> _Reading text_:
The following table presents information as to the beneficial ownership of our common stock as of March 31, 2020, for:

 

 

each person, or group of affiliated persons, known by us to beneficially own more than 5% of our common stock;

 

 

each named executive officer;

 

 

each of our current directors; and

 

 

all of our current directors and executive officers as a group.

Beneficial ownership is determined in accordance with the rules of the SEC and generally includes voting or investment power with respect to securities. Unless otherwise indicated below, to our knowledge, the persons and entities named in the table have sole voting and sole investment power with respect to all shares beneficially owned, subject to community property laws where applicable. Common stock subject to options or other rights to acquire common stock that are currently exercisable or exercisable within 60 days of March 31, 2020 are deemed to be outstanding and to be beneficially owned by the person holding such options or rights for the purpose of computing the percentage ownership of that person, but are not treated as outstanding for the purpose of computing the percentage ownership of any other person.

> _Required task 1_: Retype part of the stock ownership passage, starting with "all of our current" and going on through "any other person.".
> _Required task 2_: Write what comes next in the passage on beneficial stock ownership, picking up right after its final sentence.
The entries play no part in this work.

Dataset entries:

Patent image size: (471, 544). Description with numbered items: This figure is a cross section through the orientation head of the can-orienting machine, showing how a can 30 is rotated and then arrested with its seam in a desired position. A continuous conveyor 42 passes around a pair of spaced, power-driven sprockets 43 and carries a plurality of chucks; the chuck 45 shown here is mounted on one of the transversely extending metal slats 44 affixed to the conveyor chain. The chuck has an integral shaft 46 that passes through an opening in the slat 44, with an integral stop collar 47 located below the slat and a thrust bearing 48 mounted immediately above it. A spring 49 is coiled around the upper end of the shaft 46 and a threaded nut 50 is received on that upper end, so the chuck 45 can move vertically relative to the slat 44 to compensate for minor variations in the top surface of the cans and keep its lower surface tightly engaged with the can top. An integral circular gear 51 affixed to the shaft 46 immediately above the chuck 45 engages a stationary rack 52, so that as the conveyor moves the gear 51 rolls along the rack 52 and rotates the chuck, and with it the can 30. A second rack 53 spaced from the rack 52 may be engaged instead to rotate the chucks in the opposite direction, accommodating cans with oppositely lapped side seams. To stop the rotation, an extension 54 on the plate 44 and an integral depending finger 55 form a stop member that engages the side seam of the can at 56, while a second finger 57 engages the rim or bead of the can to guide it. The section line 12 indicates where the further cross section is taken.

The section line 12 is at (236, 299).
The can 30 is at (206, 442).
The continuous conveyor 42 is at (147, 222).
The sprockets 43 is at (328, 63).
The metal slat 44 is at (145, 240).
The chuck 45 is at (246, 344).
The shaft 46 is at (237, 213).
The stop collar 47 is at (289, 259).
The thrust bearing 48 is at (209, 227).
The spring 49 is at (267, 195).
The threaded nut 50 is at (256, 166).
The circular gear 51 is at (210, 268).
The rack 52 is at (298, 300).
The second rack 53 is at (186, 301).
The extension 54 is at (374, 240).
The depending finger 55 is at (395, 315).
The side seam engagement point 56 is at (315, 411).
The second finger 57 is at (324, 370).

> _Written answer 1_:
all of our current directors and executive officers as a group.

Beneficial ownership is determined in accordance with the rules of the SEC and generally includes voting or investment power with respect to securities. Unless otherwise indicated below, to our knowledge, the persons and entities named in the table have sole voting and sole investment power with respect to all shares beneficially owned, subject to community property laws where applicable. Common stock subject to options or other rights to acquire common stock that are currently exercisable or exercisable within 60 days of March 31, 2020 are deemed to be outstanding and to be beneficially owned by the person holding such options or rights for the purpose of computing the percentage ownership of that person, but are not treated as outstanding for the purpose of computing the percentage ownership of any other person.

> _Written answer 2_:
The percentage of shares beneficially owned “prior to this offering” is computed on the basis of 107,087,928 shares of our common stock outstanding as of March 31, 2020, which reflects the assumed conversion of all of our outstanding shares of convertible preferred stock into an aggregate of 100,924,592 shares of common stock upon the completion of this offering. Shares of our common stock that a person has the right to acquire within 60 days of March 31, 2020 are deemed outstanding for purposes of computing the percentage ownership of the person holding such rights, but are not deemed outstanding for purposes of computing the percentage ownership of any other person, except with respect to the percentage ownership of all directors and executive officers as a group. The percentage ownership information under the column titled “Beneficial ownership after this offering” is based on                shares of common stock outstanding on March 31, 2020, adjusted as described above, and which gives further effect to the issuance of                shares of common stock in this offering and assumes no exercise of the underwriters’ option to purchase additional shares. Unless otherwise indicated, the address of each of the individuals and entities named below is c/o Berkeley Lights, Inc., 5858 Horton Street, Suite 320, Emeryville, California 94608.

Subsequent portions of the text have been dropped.